*What to produce:*
Transcribe the material in full. Nothing should differ except that the pictures are left out.

[Stored dataset items]
______________________________

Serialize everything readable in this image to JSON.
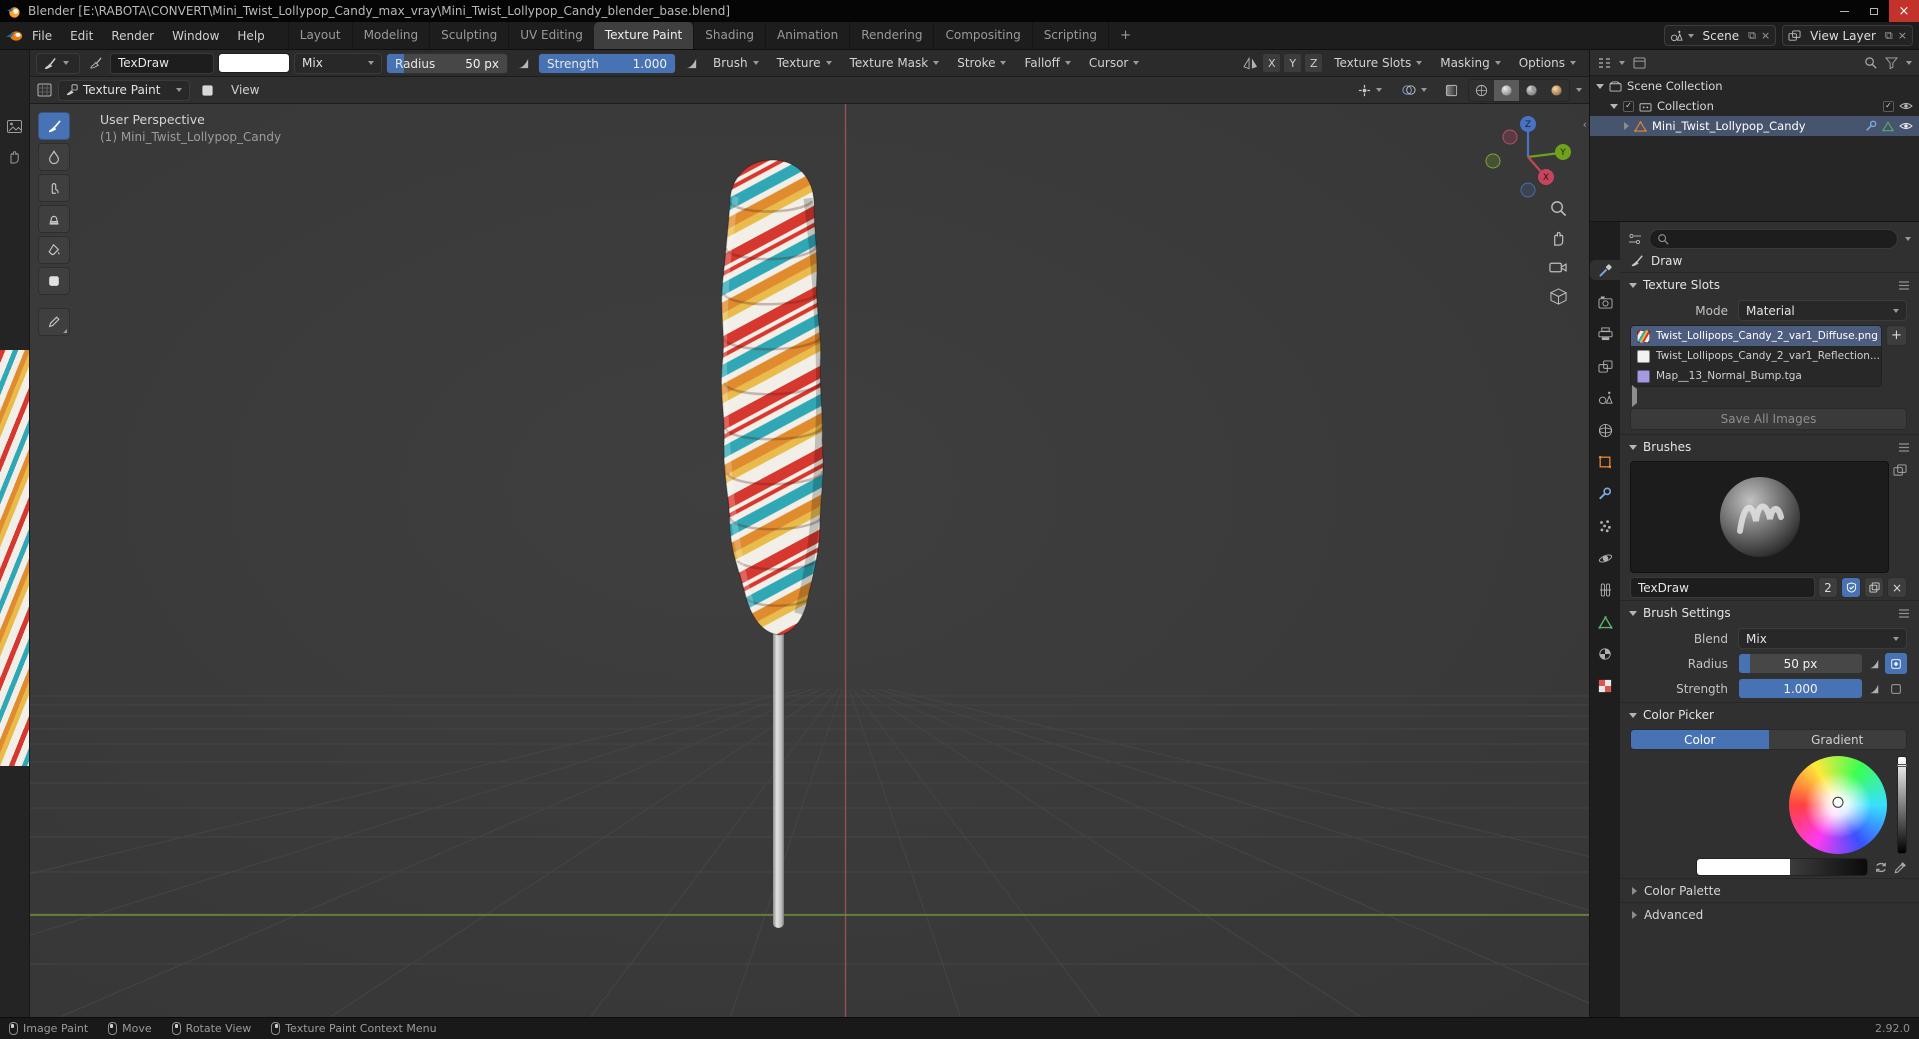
{
  "window": {
    "title": "Blender [E:\\RABOTA\\CONVERT\\Mini_Twist_Lollypop_Candy_max_vray\\Mini_Twist_Lollypop_Candy_blender_base.blend]"
  },
  "topbar": {
    "menus": [
      "File",
      "Edit",
      "Render",
      "Window",
      "Help"
    ],
    "workspaces": [
      "Layout",
      "Modeling",
      "Sculpting",
      "UV Editing",
      "Texture Paint",
      "Shading",
      "Animation",
      "Rendering",
      "Compositing",
      "Scripting"
    ],
    "active_workspace": "Texture Paint",
    "add_tab": "+",
    "scene_label": "Scene",
    "view_layer_label": "View Layer"
  },
  "tool_settings": {
    "brush_name": "TexDraw",
    "blend": "Mix",
    "radius_label": "Radius",
    "radius_value": "50 px",
    "strength_label": "Strength",
    "strength_value": "1.000",
    "popovers": [
      "Brush",
      "Texture",
      "Texture Mask",
      "Stroke",
      "Falloff",
      "Cursor"
    ],
    "mirror": {
      "x": "X",
      "y": "Y",
      "z": "Z"
    },
    "right_popovers": [
      "Texture Slots",
      "Masking",
      "Options"
    ]
  },
  "viewport": {
    "mode": "Texture Paint",
    "view_menu": "View",
    "overlay_line1": "User Perspective",
    "overlay_line2": "(1) Mini_Twist_Lollypop_Candy",
    "gizmo": {
      "x": "X",
      "y": "Y",
      "z": "Z"
    }
  },
  "outliner": {
    "scene_collection": "Scene Collection",
    "collection": "Collection",
    "object": "Mini_Twist_Lollypop_Candy"
  },
  "properties": {
    "tool_label": "Draw",
    "texture_slots": {
      "title": "Texture Slots",
      "mode_label": "Mode",
      "mode_value": "Material",
      "slot1": "Twist_Lollipops_Candy_2_var1_Diffuse.png",
      "slot2": "Twist_Lollipops_Candy_2_var1_Reflection...",
      "slot3": "Map__13_Normal_Bump.tga",
      "save_all": "Save All Images"
    },
    "brushes": {
      "title": "Brushes",
      "name": "TexDraw",
      "users": "2"
    },
    "brush_settings": {
      "title": "Brush Settings",
      "blend_label": "Blend",
      "blend_value": "Mix",
      "radius_label": "Radius",
      "radius_value": "50 px",
      "strength_label": "Strength",
      "strength_value": "1.000"
    },
    "color_picker": {
      "title": "Color Picker",
      "tab_color": "Color",
      "tab_gradient": "Gradient"
    },
    "color_palette_title": "Color Palette",
    "advanced_title": "Advanced"
  },
  "status_bar": {
    "item1": "Image Paint",
    "item2": "Move",
    "item3": "Rotate View",
    "item4": "Texture Paint Context Menu",
    "version": "2.92.0"
  },
  "colors": {
    "accent": "#4772b3",
    "object_orange": "#e8852c",
    "candy_red": "#d6372e",
    "candy_teal": "#2fa7b4",
    "candy_orange": "#e08b2d",
    "candy_yellow": "#e9bb4a"
  }
}
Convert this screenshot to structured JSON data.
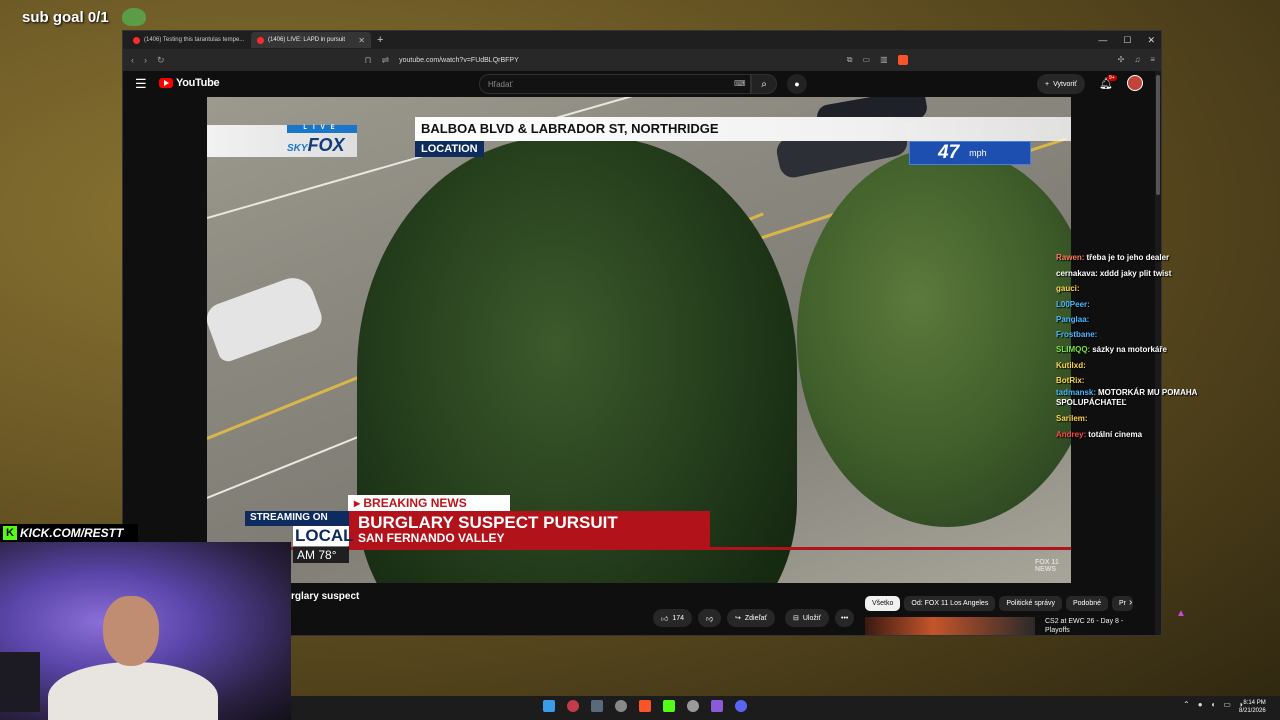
{
  "overlay": {
    "sub_goal": "sub goal 0/1"
  },
  "browser": {
    "tabs": [
      {
        "label": "(1406) Testing this tarantulas tempe..."
      },
      {
        "label": "(1406) LIVE: LAPD in pursuit"
      }
    ],
    "url": "youtube.com/watch?v=FUdBLQrBFPY"
  },
  "youtube": {
    "logo": "YouTube",
    "search_placeholder": "Hľadať",
    "create_label": "Vytvoriť",
    "notif_badge": "9+"
  },
  "video": {
    "location_text": "BALBOA BLVD & LABRADOR ST, NORTHRIDGE",
    "location_label": "LOCATION",
    "speed_value": "47",
    "speed_unit": "mph",
    "skyfox_live": "LIVE",
    "skyfox_sky": "SKY",
    "skyfox_fox": "FOX",
    "breaking_tag": "BREAKING NEWS",
    "headline": "BURGLARY SUSPECT PURSUIT",
    "subheadline": "SAN FERNANDO VALLEY",
    "streaming_on": "STREAMING ON",
    "local": "LOCAL",
    "temp_time": "AM",
    "temp_value": "78°",
    "corner_logo": "FOX 11 NEWS"
  },
  "below_video": {
    "title_fragment": "rglary suspect",
    "like_count": "174",
    "share_label": "Zdieľať",
    "save_label": "Uložiť",
    "chips": [
      "Všetko",
      "Od: FOX 11 Los Angeles",
      "Politické správy",
      "Podobné",
      "Pr"
    ],
    "rec_title": "CS2 at EWC 26 - Day 8 - Playoffs"
  },
  "chat": [
    {
      "user": "Rawen:",
      "msg": "třeba je to jeho dealer",
      "color": "#ff7a5c"
    },
    {
      "user": "cernakava:",
      "msg": "xddd jaky plit twist",
      "color": "#ffffff"
    },
    {
      "user": "gauci:",
      "msg": "",
      "color": "#ffd54a"
    },
    {
      "user": "L00Peer:",
      "msg": "",
      "color": "#4ab8ff"
    },
    {
      "user": "Panglaa:",
      "msg": "",
      "color": "#4ab8ff"
    },
    {
      "user": "Frostbane:",
      "msg": "",
      "color": "#4ab8ff"
    },
    {
      "user": "SLIMQQ:",
      "msg": "sázky na motorkáře",
      "color": "#7ae04a"
    },
    {
      "user": "Kutilxd:",
      "msg": "",
      "color": "#ffd54a"
    },
    {
      "user": "BotRix:",
      "msg": "",
      "color": "#ffd54a"
    },
    {
      "user": "tadmansk:",
      "msg": "MOTORKÁR MU POMAHA SPOLUPÁCHATEĽ",
      "color": "#4ab8ff"
    },
    {
      "user": "Sarilem:",
      "msg": "",
      "color": "#ffd54a"
    },
    {
      "user": "Andrey:",
      "msg": "totální cinema",
      "color": "#ff4a4a"
    }
  ],
  "webcam": {
    "kick_url": "KICK.COM/RESTT"
  },
  "taskbar": {
    "time": "8:14 PM",
    "date": "8/21/2026"
  }
}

______________________________

*Task result:*
Serialize everything readable in this image to JSON.
{
  "window": {
    "title": "Blender [E:\\RABOTA\\CONVERT\\Mini_Twist_Lollypop_Candy_max_vray\\Mini_Twist_Lollypop_Candy_blender_base.blend]"
  },
  "topbar": {
    "menus": [
      "File",
      "Edit",
      "Render",
      "Window",
      "Help"
    ],
    "workspaces": [
      "Layout",
      "Modeling",
      "Sculpting",
      "UV Editing",
      "Texture Paint",
      "Shading",
      "Animation",
      "Rendering",
      "Compositing",
      "Scripting"
    ],
    "active_workspace": "Texture Paint",
    "add_tab": "+",
    "scene_label": "Scene",
    "view_layer_label": "View Layer"
  },
  "tool_settings": {
    "brush_name": "TexDraw",
    "blend": "Mix",
    "radius_label": "Radius",
    "radius_value": "50 px",
    "strength_label": "Strength",
    "strength_value": "1.000",
    "popovers": [
      "Brush",
      "Texture",
      "Texture Mask",
      "Stroke",
      "Falloff",
      "Cursor"
    ],
    "mirror": {
      "x": "X",
      "y": "Y",
      "z": "Z"
    },
    "right_popovers": [
      "Texture Slots",
      "Masking",
      "Options"
    ]
  },
  "viewport": {
    "mode": "Texture Paint",
    "view_menu": "View",
    "overlay_line1": "User Perspective",
    "overlay_line2": "(1) Mini_Twist_Lollypop_Candy",
    "gizmo": {
      "x": "X",
      "y": "Y",
      "z": "Z"
    }
  },
  "outliner": {
    "scene_collection": "Scene Collection",
    "collection": "Collection",
    "object": "Mini_Twist_Lollypop_Candy"
  },
  "properties": {
    "tool_label": "Draw",
    "texture_slots": {
      "title": "Texture Slots",
      "mode_label": "Mode",
      "mode_value": "Material",
      "slot1": "Twist_Lollipops_Candy_2_var1_Diffuse.png",
      "slot2": "Twist_Lollipops_Candy_2_var1_Reflection...",
      "slot3": "Map__13_Normal_Bump.tga",
      "save_all": "Save All Images"
    },
    "brushes": {
      "title": "Brushes",
      "name": "TexDraw",
      "users": "2"
    },
    "brush_settings": {
      "title": "Brush Settings",
      "blend_label": "Blend",
      "blend_value": "Mix",
      "radius_label": "Radius",
      "radius_value": "50 px",
      "strength_label": "Strength",
      "strength_value": "1.000"
    },
    "color_picker": {
      "title": "Color Picker",
      "tab_color": "Color",
      "tab_gradient": "Gradient"
    },
    "color_palette_title": "Color Palette",
    "advanced_title": "Advanced"
  },
  "status_bar": {
    "item1": "Image Paint",
    "item2": "Move",
    "item3": "Rotate View",
    "item4": "Texture Paint Context Menu",
    "version": "2.92.0"
  },
  "colors": {
    "accent": "#4772b3",
    "object_orange": "#e8852c",
    "candy_red": "#d6372e",
    "candy_teal": "#2fa7b4",
    "candy_orange": "#e08b2d",
    "candy_yellow": "#e9bb4a"
  }
}
Convert this screenshot to structured JSON data.
{
  "overlay": {
    "sub_goal": "sub goal 0/1"
  },
  "browser": {
    "tabs": [
      {
        "label": "(1406) Testing this tarantulas tempe..."
      },
      {
        "label": "(1406) LIVE: LAPD in pursuit"
      }
    ],
    "url": "youtube.com/watch?v=FUdBLQrBFPY"
  },
  "youtube": {
    "logo": "YouTube",
    "search_placeholder": "Hľadať",
    "create_label": "Vytvoriť",
    "notif_badge": "9+"
  },
  "video": {
    "location_text": "BALBOA BLVD & LABRADOR ST, NORTHRIDGE",
    "location_label": "LOCATION",
    "speed_value": "47",
    "speed_unit": "mph",
    "skyfox_live": "LIVE",
    "skyfox_sky": "SKY",
    "skyfox_fox": "FOX",
    "breaking_tag": "BREAKING NEWS",
    "headline": "BURGLARY SUSPECT PURSUIT",
    "subheadline": "SAN FERNANDO VALLEY",
    "streaming_on": "STREAMING ON",
    "local": "LOCAL",
    "temp_time": "AM",
    "temp_value": "78°",
    "corner_logo": "FOX 11 NEWS"
  },
  "below_video": {
    "title_fragment": "rglary suspect",
    "like_count": "174",
    "share_label": "Zdieľať",
    "save_label": "Uložiť",
    "chips": [
      "Všetko",
      "Od: FOX 11 Los Angeles",
      "Politické správy",
      "Podobné",
      "Pr"
    ],
    "rec_title": "CS2 at EWC 26 - Day 8 - Playoffs"
  },
  "chat": [
    {
      "user": "Rawen:",
      "msg": "třeba je to jeho dealer",
      "color": "#ff7a5c"
    },
    {
      "user": "cernakava:",
      "msg": "xddd jaky plit twist",
      "color": "#ffffff"
    },
    {
      "user": "gauci:",
      "msg": "",
      "color": "#ffd54a"
    },
    {
      "user": "L00Peer:",
      "msg": "",
      "color": "#4ab8ff"
    },
    {
      "user": "Panglaa:",
      "msg": "",
      "color": "#4ab8ff"
    },
    {
      "user": "Frostbane:",
      "msg": "",
      "color": "#4ab8ff"
    },
    {
      "user": "SLIMQQ:",
      "msg": "sázky na motorkáře",
      "color": "#7ae04a"
    },
    {
      "user": "Kutilxd:",
      "msg": "",
      "color": "#ffd54a"
    },
    {
      "user": "BotRix:",
      "msg": "",
      "color": "#ffd54a"
    },
    {
      "user": "tadmansk:",
      "msg": "MOTORKÁR MU POMAHA SPOLUPÁCHATEĽ",
      "color": "#4ab8ff"
    },
    {
      "user": "Sarilem:",
      "msg": "",
      "color": "#ffd54a"
    },
    {
      "user": "Andrey:",
      "msg": "totální cinema",
      "color": "#ff4a4a"
    }
  ],
  "webcam": {
    "kick_url": "KICK.COM/RESTT"
  },
  "taskbar": {
    "time": "8:14 PM",
    "date": "8/21/2026"
  }
}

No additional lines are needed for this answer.